
  3. Bistro:

    WRT US security risk with trade with China. About 10 years ago McCain and others in the Senate demanded we in the military tot up all the various systems and components that we build into our weapons and weapon systems and the revelation was staggering. You literally cannot buy many of the components anywhere but from China. The industries that used to make fuzes for warheads all went out of business in the US. Almost nobody retained the technical base to build the stuff here anymore. They simply could not compete.

  4. ErikTheRed:

    American libertarians, yes. I still think that the average American believes the CIA operates more like a Tom Clancy novel.

  5. ErikTheRed:

    Hmmmm... a century of wage floors, costly overregulation, and labor prohibition eventually overwhelms endlessly eroding technological manufacturing advantages. No kidding.

  6. ErikTheRed:

    Is there a link to Panda Blog?

  7. SamWah:

    Fortunately (or not), the Dems are just not that smart.

  8. mlhouse:

    I get free trade. I have a graduate degree in economics so I have studied trade intensely. But these points outline a significant problem in the trade debate and I have made them in this forum before: where is this "free trade".

    One thing that I revere more than free trade is free markets, of which free trade is actually a subset of. WHile U.S. consumers may be the beneficiaries of these Chinese activities, when another nation subsidizes their exports with these methods the free market no longer exists. More capital and other inputs are sunk into these subsidized and often non-efficient production at the expense of capital and inputs being used where a free market allocation system would locate them. Some U.S. production and some production that the most efficient allocation system would produce is diverted to the subsidized Chinese production.

    I think instead of reflexively exclaiming "FREE TRADE", sometimes we need to step back and examine if what we are looking at is "free trade" and whether the existing system of subsidies, currency manipulation, and other unfair trade practices are really the best outcomes. I know that for many lower income, blue collar workers this is for sure not true. Is putting a retaliatory tariff in place the appropriate response, on that I don't know.

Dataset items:
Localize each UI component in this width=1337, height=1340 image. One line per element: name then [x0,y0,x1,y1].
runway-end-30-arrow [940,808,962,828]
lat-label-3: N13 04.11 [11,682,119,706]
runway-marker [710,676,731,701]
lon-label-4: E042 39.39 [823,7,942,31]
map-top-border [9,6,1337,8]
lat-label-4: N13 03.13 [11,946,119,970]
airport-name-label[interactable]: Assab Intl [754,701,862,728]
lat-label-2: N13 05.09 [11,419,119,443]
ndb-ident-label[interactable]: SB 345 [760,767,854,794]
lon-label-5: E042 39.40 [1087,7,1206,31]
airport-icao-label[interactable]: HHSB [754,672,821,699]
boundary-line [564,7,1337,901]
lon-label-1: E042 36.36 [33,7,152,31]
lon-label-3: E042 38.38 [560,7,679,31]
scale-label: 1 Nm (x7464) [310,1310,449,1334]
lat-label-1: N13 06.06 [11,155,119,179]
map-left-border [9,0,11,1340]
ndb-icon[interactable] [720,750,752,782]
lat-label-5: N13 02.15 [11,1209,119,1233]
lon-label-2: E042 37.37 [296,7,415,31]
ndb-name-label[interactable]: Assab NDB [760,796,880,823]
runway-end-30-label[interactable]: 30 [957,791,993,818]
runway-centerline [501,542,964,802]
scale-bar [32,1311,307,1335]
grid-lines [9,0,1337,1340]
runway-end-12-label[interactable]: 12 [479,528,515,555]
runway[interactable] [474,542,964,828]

INSTRUCTIONS:
(a) Answer these questions about the comment thread:
(i) About how many years ago, according to Bistro, did McCain and others in the Senate demand the tally of weapon system components?
(ii) What subject does mlhouse say his graduate degree is in?
(iii) Which commenter asks whether there is a link to Panda Blog?
(b) List each distinct commenter name that appears in the comment thread.
(c) Write the next part of the comment thread, continuing after its last comment.

YOUR RESPONSES:
(a)
(i) About 10 years ago
(ii) Economics
(iii) ErikTheRed

(b) Bistro, ErikTheRed, SamWah, mlhouse

(c)
  9. Maximum Liberty:

    "This claim is so crazy, we at Panda Blog have come to the conclusion that it must be the result of a misdirection campaign by the CIA-controlled American media."

    Brilliant! Whether they were being sarcastic or serious, brilliant!

  10. Bill Sellers:

    the whole free-trade globalism of the last 70 yrs was born in WW2 ("war is the father of all things" Heraclitus), initially from 2 things: Bretton Woods ("US opens its markets, but you don't get your gold back") and the Petrodollar Imperium (devised on Valentine's Day 1945 aboard the USS Quincy, Port of Suez, Egypt). "Part A", Bretton Woods is history, coming to an abrupt close on August 15, 1971, and Part B, being "expanded" shortly thereafter by Henry-the-K, with their switch to an oil-based currency + "enforcement", from the BW agreement to sell gold for those "special dollars earned". As long as the USA was in the catbird's seat, it worked. Right on thru the collapse of the Soviet Union and the early rise of China. Now all that's in deep, dire contention. The world's biggest oil producer (Russia) doesn't want to sell its oil in dollars to the world's largest consumer (China) who doesn't want to keep recycling 'em. So what's going on is a deep paradigm shift at the lowest levels and with 2 protagonists who've discovered, among their well-meshed trade-technology-imperial intentions, that by golly, Halford MacKinder was right. The USA is up that well-known tributary, and about to lose its propulsion, if this thing isn't played out correctly. Am taking Missouri citizenship.